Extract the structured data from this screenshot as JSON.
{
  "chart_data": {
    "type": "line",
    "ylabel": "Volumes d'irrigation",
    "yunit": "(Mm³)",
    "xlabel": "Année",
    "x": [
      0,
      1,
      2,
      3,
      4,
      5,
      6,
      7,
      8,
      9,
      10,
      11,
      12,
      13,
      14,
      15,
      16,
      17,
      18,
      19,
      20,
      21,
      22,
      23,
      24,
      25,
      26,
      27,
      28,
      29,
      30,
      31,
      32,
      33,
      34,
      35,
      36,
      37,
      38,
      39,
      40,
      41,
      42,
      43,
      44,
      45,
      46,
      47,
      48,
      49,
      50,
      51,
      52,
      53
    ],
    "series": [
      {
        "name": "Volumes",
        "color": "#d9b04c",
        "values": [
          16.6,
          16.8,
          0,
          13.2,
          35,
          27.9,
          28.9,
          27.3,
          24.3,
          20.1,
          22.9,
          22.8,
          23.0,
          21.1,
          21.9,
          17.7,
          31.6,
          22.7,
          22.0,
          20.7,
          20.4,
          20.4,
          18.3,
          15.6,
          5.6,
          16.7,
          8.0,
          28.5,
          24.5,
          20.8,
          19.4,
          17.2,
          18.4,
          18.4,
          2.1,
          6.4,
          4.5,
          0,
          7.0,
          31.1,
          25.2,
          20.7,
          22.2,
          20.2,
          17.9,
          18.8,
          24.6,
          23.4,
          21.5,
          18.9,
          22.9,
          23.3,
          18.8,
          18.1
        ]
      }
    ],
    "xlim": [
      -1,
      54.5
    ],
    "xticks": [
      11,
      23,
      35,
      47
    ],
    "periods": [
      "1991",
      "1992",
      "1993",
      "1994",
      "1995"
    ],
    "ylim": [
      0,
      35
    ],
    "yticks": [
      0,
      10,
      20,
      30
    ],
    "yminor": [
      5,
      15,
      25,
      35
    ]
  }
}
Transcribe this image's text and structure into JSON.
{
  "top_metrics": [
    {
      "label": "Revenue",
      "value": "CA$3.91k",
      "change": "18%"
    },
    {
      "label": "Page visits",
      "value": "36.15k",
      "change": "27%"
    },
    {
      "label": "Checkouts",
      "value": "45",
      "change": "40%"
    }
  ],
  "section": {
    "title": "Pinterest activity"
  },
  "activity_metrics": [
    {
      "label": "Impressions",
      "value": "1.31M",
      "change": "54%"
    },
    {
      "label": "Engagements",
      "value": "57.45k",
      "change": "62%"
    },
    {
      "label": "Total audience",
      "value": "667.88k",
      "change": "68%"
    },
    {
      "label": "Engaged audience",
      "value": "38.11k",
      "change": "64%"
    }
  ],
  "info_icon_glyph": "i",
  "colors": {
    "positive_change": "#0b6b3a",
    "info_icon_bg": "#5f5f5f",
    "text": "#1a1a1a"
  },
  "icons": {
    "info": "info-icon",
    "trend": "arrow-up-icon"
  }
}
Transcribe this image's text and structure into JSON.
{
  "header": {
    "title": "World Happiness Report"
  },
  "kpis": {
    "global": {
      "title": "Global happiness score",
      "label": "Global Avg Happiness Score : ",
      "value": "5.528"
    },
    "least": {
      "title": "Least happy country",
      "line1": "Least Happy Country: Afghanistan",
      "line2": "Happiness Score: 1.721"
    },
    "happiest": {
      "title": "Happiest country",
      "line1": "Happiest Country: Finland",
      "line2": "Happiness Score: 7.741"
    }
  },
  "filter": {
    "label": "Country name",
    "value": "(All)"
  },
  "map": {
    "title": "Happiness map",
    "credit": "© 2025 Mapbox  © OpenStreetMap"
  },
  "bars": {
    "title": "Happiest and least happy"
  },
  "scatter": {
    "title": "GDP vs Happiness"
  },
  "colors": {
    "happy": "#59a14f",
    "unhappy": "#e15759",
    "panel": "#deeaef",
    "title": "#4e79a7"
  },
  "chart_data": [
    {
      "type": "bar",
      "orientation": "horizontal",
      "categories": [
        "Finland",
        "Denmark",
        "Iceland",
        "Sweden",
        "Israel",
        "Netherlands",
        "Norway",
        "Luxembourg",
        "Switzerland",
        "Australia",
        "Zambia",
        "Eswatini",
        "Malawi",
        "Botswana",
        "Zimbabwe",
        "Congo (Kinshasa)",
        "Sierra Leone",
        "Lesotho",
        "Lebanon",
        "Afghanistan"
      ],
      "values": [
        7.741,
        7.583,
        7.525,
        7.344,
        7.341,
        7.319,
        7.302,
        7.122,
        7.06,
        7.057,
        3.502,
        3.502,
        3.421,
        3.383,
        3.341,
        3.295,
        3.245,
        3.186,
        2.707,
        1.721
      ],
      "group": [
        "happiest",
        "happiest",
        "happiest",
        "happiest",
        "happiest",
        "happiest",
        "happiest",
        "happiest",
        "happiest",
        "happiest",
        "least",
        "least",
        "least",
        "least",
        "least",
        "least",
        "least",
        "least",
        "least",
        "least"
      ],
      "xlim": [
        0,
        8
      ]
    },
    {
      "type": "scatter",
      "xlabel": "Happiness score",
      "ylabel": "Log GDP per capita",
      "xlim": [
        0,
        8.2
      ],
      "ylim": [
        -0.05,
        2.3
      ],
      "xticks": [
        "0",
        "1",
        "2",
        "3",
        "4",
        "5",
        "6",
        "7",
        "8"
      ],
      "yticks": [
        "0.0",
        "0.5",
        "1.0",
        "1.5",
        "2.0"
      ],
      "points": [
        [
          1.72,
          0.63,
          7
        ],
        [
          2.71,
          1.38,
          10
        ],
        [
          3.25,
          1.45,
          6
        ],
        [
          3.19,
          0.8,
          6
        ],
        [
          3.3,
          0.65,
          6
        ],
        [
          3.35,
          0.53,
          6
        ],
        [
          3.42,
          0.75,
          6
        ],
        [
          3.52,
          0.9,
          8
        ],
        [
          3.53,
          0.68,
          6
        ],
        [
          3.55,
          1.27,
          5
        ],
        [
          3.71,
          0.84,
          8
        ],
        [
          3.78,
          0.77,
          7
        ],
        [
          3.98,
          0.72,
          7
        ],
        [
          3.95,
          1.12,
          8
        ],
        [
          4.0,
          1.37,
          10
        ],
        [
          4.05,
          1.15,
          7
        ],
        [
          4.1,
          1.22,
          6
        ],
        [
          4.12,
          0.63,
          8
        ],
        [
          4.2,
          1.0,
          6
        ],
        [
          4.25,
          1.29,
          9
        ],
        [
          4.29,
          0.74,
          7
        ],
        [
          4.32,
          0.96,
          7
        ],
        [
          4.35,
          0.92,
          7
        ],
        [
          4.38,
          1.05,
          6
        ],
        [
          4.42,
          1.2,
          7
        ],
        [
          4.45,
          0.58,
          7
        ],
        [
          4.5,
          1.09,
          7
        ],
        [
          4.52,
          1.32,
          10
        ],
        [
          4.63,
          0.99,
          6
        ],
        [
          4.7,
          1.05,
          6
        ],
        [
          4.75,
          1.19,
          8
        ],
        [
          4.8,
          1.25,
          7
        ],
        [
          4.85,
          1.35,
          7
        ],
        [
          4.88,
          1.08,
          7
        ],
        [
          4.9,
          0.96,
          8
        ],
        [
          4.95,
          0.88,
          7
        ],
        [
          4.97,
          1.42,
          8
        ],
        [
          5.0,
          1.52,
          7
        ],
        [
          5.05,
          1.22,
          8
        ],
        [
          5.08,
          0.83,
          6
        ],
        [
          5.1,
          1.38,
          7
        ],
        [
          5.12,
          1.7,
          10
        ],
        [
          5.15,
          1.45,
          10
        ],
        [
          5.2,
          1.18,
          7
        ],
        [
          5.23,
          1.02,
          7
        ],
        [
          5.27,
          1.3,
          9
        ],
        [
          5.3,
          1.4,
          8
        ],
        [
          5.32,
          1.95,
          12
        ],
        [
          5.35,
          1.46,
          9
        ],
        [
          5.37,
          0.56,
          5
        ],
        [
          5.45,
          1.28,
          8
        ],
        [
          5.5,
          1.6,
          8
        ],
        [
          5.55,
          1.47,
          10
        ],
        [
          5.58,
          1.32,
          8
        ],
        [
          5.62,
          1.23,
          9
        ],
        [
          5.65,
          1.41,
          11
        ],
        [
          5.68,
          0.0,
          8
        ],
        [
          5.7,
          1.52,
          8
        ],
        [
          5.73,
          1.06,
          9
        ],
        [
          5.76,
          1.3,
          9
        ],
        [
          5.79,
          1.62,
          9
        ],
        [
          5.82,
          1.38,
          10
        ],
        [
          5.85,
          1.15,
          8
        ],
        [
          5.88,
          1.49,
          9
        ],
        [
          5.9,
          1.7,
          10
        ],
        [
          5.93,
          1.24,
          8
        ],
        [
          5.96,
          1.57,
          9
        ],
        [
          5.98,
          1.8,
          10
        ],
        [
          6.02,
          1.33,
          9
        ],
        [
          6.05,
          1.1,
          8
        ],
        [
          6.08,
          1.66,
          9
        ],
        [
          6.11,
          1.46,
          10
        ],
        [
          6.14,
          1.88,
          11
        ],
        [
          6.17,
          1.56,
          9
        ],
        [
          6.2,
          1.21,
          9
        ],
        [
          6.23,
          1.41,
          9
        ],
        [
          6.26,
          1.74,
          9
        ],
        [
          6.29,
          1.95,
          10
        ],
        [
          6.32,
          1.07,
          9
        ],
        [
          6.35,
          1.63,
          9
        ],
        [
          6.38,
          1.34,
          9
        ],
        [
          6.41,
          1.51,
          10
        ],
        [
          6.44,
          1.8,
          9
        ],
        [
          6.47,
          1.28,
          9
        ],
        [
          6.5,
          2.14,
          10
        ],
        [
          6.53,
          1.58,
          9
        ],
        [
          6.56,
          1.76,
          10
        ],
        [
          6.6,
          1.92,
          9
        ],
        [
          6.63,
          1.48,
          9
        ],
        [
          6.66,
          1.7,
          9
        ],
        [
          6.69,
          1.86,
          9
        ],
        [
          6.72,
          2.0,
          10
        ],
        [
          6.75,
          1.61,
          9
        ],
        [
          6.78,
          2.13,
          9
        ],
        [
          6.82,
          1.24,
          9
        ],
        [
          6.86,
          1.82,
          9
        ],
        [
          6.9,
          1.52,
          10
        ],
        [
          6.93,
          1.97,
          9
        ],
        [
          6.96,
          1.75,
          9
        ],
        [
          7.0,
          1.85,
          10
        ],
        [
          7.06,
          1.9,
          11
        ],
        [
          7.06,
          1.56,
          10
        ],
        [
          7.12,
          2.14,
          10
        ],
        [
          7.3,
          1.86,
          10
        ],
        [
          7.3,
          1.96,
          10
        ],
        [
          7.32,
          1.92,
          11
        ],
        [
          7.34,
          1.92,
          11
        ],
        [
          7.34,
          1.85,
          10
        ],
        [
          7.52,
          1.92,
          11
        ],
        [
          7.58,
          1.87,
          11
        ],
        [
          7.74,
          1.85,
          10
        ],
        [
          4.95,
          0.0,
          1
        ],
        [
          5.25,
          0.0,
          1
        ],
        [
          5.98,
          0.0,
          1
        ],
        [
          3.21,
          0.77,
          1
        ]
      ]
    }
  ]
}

**What the exercise asks**
Reproduce each line from the records that contains the word "ylabel".

**Result for this task**
    "ylabel": "Volumes d'irrigation",
      "ylabel": "Log GDP per capita",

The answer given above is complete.